» **What you will do**
Identify all lines of the data containing the string "Klinika" and copy them.

» **Record list**
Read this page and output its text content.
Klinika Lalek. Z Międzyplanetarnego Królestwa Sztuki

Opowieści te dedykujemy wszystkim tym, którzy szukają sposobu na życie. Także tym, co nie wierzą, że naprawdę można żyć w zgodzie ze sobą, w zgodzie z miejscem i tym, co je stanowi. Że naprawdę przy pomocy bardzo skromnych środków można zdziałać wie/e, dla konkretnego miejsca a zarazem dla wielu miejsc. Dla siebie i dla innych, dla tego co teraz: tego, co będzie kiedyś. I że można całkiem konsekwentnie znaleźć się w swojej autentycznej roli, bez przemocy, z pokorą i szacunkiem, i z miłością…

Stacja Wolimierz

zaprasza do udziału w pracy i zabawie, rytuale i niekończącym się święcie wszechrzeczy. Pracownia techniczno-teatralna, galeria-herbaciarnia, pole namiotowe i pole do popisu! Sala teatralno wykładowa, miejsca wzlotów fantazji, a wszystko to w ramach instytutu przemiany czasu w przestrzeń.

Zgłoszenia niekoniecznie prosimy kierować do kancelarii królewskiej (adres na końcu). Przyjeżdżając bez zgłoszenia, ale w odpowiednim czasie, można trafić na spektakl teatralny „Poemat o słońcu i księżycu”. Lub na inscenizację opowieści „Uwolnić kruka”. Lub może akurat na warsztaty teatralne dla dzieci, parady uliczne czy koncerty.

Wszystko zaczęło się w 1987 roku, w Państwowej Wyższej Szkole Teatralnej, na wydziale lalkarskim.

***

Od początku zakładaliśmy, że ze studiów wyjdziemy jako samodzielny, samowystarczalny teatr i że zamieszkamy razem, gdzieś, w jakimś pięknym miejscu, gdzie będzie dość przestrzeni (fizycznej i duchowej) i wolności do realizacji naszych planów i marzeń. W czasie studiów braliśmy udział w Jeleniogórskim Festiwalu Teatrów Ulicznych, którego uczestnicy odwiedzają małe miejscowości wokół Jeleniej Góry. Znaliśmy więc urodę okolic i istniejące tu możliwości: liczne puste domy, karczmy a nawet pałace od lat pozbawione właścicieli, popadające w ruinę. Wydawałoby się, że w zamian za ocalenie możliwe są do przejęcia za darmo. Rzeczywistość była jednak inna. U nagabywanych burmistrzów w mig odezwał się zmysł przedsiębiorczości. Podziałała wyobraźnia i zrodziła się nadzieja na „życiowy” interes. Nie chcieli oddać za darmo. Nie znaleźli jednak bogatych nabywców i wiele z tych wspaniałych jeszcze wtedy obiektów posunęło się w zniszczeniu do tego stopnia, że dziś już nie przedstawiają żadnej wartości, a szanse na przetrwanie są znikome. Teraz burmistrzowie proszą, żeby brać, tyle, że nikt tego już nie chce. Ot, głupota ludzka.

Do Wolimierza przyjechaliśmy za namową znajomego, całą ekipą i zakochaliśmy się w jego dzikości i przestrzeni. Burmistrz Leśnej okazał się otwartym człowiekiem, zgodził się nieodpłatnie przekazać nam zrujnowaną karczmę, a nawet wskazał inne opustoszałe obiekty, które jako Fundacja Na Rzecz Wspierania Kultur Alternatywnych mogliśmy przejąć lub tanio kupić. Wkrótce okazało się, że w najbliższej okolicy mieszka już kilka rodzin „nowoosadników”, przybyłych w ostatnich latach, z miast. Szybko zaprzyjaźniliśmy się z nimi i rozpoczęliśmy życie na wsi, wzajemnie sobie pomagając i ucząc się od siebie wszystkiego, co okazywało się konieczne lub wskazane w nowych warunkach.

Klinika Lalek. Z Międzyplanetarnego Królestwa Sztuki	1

» **Response**
Klinika Lalek. Z Międzyplanetarnego Królestwa Sztuki
Klinika Lalek. Z Międzyplanetarnego Królestwa Sztuki	1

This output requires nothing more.